* START Extracted information *

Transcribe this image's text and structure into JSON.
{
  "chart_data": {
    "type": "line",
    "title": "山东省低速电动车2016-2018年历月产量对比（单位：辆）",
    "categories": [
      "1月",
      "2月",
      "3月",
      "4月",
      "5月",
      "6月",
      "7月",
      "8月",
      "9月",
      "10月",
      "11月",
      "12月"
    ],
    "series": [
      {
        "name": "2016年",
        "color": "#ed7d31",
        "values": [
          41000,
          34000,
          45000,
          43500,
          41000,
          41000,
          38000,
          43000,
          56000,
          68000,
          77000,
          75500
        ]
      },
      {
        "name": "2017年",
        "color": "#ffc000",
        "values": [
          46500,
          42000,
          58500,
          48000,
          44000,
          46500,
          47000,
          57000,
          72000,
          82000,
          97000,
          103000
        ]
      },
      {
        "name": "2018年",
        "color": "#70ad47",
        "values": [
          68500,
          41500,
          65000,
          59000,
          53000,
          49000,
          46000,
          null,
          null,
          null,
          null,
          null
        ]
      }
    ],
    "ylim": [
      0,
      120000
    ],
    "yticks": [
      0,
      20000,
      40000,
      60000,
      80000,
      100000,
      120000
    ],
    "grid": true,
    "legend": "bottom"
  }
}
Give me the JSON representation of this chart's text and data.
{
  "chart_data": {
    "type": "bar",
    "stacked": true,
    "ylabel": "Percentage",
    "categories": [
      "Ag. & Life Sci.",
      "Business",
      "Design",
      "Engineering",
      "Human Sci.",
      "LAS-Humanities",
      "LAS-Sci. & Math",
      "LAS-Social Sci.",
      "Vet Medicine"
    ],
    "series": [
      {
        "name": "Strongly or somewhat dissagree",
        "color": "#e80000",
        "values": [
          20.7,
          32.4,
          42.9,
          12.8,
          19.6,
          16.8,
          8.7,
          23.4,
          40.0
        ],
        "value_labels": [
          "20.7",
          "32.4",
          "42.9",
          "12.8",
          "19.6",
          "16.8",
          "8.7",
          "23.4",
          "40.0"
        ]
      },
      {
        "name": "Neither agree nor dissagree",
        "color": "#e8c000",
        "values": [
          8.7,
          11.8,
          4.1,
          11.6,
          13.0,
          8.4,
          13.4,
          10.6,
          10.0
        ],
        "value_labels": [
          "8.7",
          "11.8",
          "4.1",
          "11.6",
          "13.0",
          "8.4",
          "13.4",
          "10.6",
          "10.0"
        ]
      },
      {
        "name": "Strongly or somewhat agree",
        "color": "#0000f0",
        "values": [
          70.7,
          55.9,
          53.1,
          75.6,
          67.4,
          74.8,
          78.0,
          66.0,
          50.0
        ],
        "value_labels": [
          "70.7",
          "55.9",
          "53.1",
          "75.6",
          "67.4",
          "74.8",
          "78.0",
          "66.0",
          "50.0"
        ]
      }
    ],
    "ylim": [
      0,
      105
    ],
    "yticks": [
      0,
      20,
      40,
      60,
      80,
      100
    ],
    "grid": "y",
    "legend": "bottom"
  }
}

* END Extracted information *

__Exercise goal__
Output the entries exactly.

__Expected output__
Transcribe this image's text and structure into JSON.
{
  "chart_data": {
    "type": "line",
    "title": "山东省低速电动车2016-2018年历月产量对比（单位：辆）",
    "categories": [
      "1月",
      "2月",
      "3月",
      "4月",
      "5月",
      "6月",
      "7月",
      "8月",
      "9月",
      "10月",
      "11月",
      "12月"
    ],
    "series": [
      {
        "name": "2016年",
        "color": "#ed7d31",
        "values": [
          41000,
          34000,
          45000,
          43500,
          41000,
          41000,
          38000,
          43000,
          56000,
          68000,
          77000,
          75500
        ]
      },
      {
        "name": "2017年",
        "color": "#ffc000",
        "values": [
          46500,
          42000,
          58500,
          48000,
          44000,
          46500,
          47000,
          57000,
          72000,
          82000,
          97000,
          103000
        ]
      },
      {
        "name": "2018年",
        "color": "#70ad47",
        "values": [
          68500,
          41500,
          65000,
          59000,
          53000,
          49000,
          46000,
          null,
          null,
          null,
          null,
          null
        ]
      }
    ],
    "ylim": [
      0,
      120000
    ],
    "yticks": [
      0,
      20000,
      40000,
      60000,
      80000,
      100000,
      120000
    ],
    "grid": true,
    "legend": "bottom"
  }
}
Give me the JSON representation of this chart's text and data.
{
  "chart_data": {
    "type": "bar",
    "stacked": true,
    "ylabel": "Percentage",
    "categories": [
      "Ag. & Life Sci.",
      "Business",
      "Design",
      "Engineering",
      "Human Sci.",
      "LAS-Humanities",
      "LAS-Sci. & Math",
      "LAS-Social Sci.",
      "Vet Medicine"
    ],
    "series": [
      {
        "name": "Strongly or somewhat dissagree",
        "color": "#e80000",
        "values": [
          20.7,
          32.4,
          42.9,
          12.8,
          19.6,
          16.8,
          8.7,
          23.4,
          40.0
        ],
        "value_labels": [
          "20.7",
          "32.4",
          "42.9",
          "12.8",
          "19.6",
          "16.8",
          "8.7",
          "23.4",
          "40.0"
        ]
      },
      {
        "name": "Neither agree nor dissagree",
        "color": "#e8c000",
        "values": [
          8.7,
          11.8,
          4.1,
          11.6,
          13.0,
          8.4,
          13.4,
          10.6,
          10.0
        ],
        "value_labels": [
          "8.7",
          "11.8",
          "4.1",
          "11.6",
          "13.0",
          "8.4",
          "13.4",
          "10.6",
          "10.0"
        ]
      },
      {
        "name": "Strongly or somewhat agree",
        "color": "#0000f0",
        "values": [
          70.7,
          55.9,
          53.1,
          75.6,
          67.4,
          74.8,
          78.0,
          66.0,
          50.0
        ],
        "value_labels": [
          "70.7",
          "55.9",
          "53.1",
          "75.6",
          "67.4",
          "74.8",
          "78.0",
          "66.0",
          "50.0"
        ]
      }
    ],
    "ylim": [
      0,
      105
    ],
    "yticks": [
      0,
      20,
      40,
      60,
      80,
      100
    ],
    "grid": "y",
    "legend": "bottom"
  }
}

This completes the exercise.